WORK TO COMPLETE
Write out the records beneath this line exactly as they appear, minus any images.
+---+
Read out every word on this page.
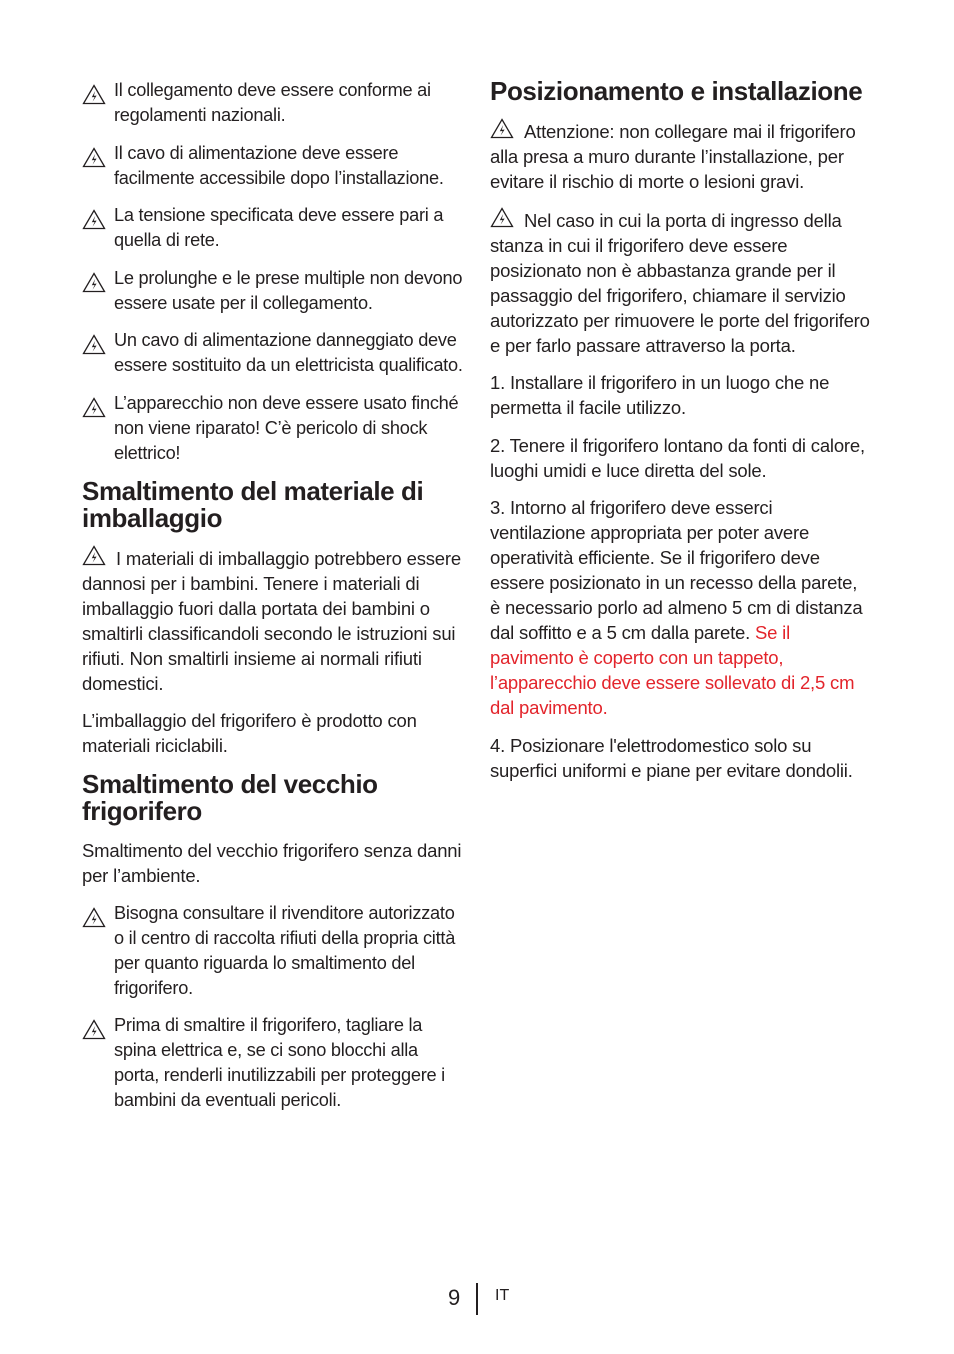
Il collegamento deve essere conforme ai regolamenti nazionali.
Il cavo di alimentazione deve essere facilmente accessibile dopo l’installazione.
La tensione specificata deve essere pari a quella di rete.
Le prolunghe e le prese multiple non devono essere usate per il collegamento.
Un cavo di alimentazione danneggiato deve essere sostituito da un elettricista qualificato.
L’apparecchio non deve essere usato finché non viene riparato! C’è pericolo di shock elettrico!
Smaltimento del materiale di imballaggio

I materiali di imballaggio potrebbero essere dannosi per i bambini. Tenere i materiali di imballaggio fuori dalla portata dei bambini o smaltirli classificandoli secondo le istruzioni sui rifiuti. Non smaltirli insieme ai normali rifiuti domestici.

L’imballaggio del frigorifero è prodotto con materiali riciclabili.

Smaltimento del vecchio frigorifero

Smaltimento del vecchio frigorifero senza danni per l’ambiente.

Bisogna consultare il rivenditore autorizzato o il centro di raccolta rifiuti della propria città per quanto riguarda lo smaltimento del frigorifero.
Prima di smaltire il frigorifero, tagliare la spina elettrica e, se ci sono blocchi alla porta, renderli inutilizzabili per proteggere i bambini da eventuali pericoli.
Posizionamento e installazione

Attenzione: non collegare mai il frigorifero alla presa a muro durante l’installazione, per evitare il rischio di morte o lesioni gravi.

Nel caso in cui la porta di ingresso della stanza in cui il frigorifero deve essere posizionato non è abbastanza grande per il passaggio del frigorifero, chiamare il servizio autorizzato per rimuovere le porte del frigorifero e per farlo passare attraverso la porta.

1. Installare il frigorifero in un luogo che ne permetta il facile utilizzo.

2. Tenere il frigorifero lontano da fonti di calore, luoghi umidi e luce diretta del sole.

3. Intorno al frigorifero deve esserci ventilazione appropriata per poter avere operatività efficiente. Se il frigorifero deve essere posizionato in un recesso della parete, è necessario porlo ad almeno 5 cm di distanza dal soffitto e a 5 cm dalla parete. Se il pavimento è coperto con un tappeto, l’apparecchio deve essere sollevato di 2,5 cm dal pavimento.

4. Posizionare l'elettrodomestico solo su superfici uniformi e piane per evitare dondolii.

9 IT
+---+
COMPLETED TASK
Read out every word on this page.
Il collegamento deve essere conforme ai regolamenti nazionali.
Il cavo di alimentazione deve essere facilmente accessibile dopo l’installazione.
La tensione specificata deve essere pari a quella di rete.
Le prolunghe e le prese multiple non devono essere usate per il collegamento.
Un cavo di alimentazione danneggiato deve essere sostituito da un elettricista qualificato.
L’apparecchio non deve essere usato finché non viene riparato! C’è pericolo di shock elettrico!
Smaltimento del materiale di imballaggio

I materiali di imballaggio potrebbero essere dannosi per i bambini. Tenere i materiali di imballaggio fuori dalla portata dei bambini o smaltirli classificandoli secondo le istruzioni sui rifiuti. Non smaltirli insieme ai normali rifiuti domestici.

L’imballaggio del frigorifero è prodotto con materiali riciclabili.

Smaltimento del vecchio frigorifero

Smaltimento del vecchio frigorifero senza danni per l’ambiente.

Bisogna consultare il rivenditore autorizzato o il centro di raccolta rifiuti della propria città per quanto riguarda lo smaltimento del frigorifero.
Prima di smaltire il frigorifero, tagliare la spina elettrica e, se ci sono blocchi alla porta, renderli inutilizzabili per proteggere i bambini da eventuali pericoli.
Posizionamento e installazione

Attenzione: non collegare mai il frigorifero alla presa a muro durante l’installazione, per evitare il rischio di morte o lesioni gravi.

Nel caso in cui la porta di ingresso della stanza in cui il frigorifero deve essere posizionato non è abbastanza grande per il passaggio del frigorifero, chiamare il servizio autorizzato per rimuovere le porte del frigorifero e per farlo passare attraverso la porta.

1. Installare il frigorifero in un luogo che ne permetta il facile utilizzo.

2. Tenere il frigorifero lontano da fonti di calore, luoghi umidi e luce diretta del sole.

3. Intorno al frigorifero deve esserci ventilazione appropriata per poter avere operatività efficiente. Se il frigorifero deve essere posizionato in un recesso della parete, è necessario porlo ad almeno 5 cm di distanza dal soffitto e a 5 cm dalla parete. Se il pavimento è coperto con un tappeto, l’apparecchio deve essere sollevato di 2,5 cm dal pavimento.

4. Posizionare l'elettrodomestico solo su superfici uniformi e piane per evitare dondolii.

9 IT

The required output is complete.